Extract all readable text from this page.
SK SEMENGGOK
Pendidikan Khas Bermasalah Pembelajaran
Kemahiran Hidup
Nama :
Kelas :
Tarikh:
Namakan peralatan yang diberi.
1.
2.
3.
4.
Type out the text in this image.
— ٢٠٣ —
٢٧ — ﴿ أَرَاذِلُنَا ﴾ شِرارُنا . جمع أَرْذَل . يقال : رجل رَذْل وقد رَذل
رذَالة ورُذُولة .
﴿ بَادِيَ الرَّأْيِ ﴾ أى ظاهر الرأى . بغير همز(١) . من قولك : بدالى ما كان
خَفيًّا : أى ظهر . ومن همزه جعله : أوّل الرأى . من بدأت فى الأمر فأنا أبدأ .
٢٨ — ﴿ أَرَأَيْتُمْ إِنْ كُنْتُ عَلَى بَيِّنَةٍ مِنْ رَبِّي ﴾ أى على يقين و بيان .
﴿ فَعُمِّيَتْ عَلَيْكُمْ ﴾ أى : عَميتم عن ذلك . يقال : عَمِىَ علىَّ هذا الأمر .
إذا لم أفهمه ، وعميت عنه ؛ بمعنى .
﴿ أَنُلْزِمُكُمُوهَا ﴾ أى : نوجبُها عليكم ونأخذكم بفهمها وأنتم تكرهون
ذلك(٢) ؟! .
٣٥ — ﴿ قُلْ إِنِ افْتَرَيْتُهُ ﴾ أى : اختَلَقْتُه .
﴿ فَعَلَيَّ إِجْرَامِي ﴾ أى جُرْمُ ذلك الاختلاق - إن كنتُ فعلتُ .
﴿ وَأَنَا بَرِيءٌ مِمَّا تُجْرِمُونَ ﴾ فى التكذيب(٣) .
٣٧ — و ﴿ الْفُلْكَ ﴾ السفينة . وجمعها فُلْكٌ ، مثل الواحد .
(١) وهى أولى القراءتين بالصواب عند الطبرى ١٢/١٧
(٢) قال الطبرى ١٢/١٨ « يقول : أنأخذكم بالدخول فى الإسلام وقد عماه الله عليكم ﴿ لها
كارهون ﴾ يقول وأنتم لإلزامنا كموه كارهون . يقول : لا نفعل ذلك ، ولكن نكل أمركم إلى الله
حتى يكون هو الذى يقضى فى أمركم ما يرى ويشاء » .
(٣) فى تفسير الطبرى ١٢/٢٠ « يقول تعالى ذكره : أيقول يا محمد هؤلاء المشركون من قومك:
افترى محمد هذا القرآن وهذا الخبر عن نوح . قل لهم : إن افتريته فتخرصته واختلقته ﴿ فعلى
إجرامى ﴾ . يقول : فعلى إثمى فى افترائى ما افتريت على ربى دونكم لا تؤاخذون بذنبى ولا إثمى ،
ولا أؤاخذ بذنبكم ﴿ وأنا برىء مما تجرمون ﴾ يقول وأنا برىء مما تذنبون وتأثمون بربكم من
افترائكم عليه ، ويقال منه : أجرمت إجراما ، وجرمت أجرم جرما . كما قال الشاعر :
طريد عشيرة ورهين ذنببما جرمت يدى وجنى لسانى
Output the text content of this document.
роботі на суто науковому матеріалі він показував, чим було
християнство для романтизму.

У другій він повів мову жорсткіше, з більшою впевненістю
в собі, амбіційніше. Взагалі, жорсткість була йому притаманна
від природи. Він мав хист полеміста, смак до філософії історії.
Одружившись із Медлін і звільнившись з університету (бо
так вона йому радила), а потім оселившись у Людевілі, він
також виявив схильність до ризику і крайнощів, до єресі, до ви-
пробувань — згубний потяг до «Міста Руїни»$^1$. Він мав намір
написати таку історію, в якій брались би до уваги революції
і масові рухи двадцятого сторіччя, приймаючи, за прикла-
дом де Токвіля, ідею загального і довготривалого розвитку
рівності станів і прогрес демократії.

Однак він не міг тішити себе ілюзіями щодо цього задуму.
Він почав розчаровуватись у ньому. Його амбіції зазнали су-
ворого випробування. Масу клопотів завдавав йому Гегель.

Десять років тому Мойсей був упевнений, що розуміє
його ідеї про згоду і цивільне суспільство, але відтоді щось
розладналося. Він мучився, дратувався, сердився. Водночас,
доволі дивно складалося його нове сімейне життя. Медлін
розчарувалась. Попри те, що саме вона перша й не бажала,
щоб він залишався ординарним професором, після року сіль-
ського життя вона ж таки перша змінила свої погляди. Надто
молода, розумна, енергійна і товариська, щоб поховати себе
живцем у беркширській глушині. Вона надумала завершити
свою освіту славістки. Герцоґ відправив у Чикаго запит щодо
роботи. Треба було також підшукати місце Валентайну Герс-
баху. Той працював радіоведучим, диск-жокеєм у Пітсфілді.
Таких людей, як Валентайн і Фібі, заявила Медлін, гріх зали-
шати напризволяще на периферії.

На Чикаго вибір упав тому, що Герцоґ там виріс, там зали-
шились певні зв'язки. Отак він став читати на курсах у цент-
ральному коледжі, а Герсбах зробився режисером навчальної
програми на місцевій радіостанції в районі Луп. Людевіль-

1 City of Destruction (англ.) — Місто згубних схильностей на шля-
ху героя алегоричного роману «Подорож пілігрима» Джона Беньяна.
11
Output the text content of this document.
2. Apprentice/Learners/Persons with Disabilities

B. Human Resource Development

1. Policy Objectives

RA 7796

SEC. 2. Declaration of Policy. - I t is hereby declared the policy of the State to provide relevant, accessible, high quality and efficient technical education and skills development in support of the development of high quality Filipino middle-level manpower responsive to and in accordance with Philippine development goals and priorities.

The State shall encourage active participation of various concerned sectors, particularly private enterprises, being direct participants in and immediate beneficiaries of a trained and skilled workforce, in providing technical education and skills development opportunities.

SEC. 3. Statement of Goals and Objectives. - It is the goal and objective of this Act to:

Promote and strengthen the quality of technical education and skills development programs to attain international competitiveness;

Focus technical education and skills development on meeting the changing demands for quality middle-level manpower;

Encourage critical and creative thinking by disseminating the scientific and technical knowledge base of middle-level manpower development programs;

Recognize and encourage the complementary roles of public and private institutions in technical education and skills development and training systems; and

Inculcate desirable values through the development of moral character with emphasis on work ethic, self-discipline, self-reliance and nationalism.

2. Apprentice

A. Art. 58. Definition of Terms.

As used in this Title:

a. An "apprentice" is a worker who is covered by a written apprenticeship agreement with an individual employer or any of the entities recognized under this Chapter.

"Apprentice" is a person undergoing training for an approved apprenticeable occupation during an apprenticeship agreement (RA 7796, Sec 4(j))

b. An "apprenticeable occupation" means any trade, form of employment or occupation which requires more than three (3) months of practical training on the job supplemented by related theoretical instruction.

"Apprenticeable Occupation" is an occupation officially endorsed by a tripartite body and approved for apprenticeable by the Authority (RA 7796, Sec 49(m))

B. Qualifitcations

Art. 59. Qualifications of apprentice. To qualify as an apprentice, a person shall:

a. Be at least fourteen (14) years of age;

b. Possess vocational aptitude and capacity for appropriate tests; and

________________________________________

WHAT IS EXPECTED: Using the listing above, show every line that includes the string "programs".

SOLUTION FOR THIS EXERCISE:
Promote and strengthen the quality of technical education and skills development programs to attain international competitiveness;
Encourage critical and creative thinking by disseminating the scientific and technical knowledge base of middle-level manpower development programs;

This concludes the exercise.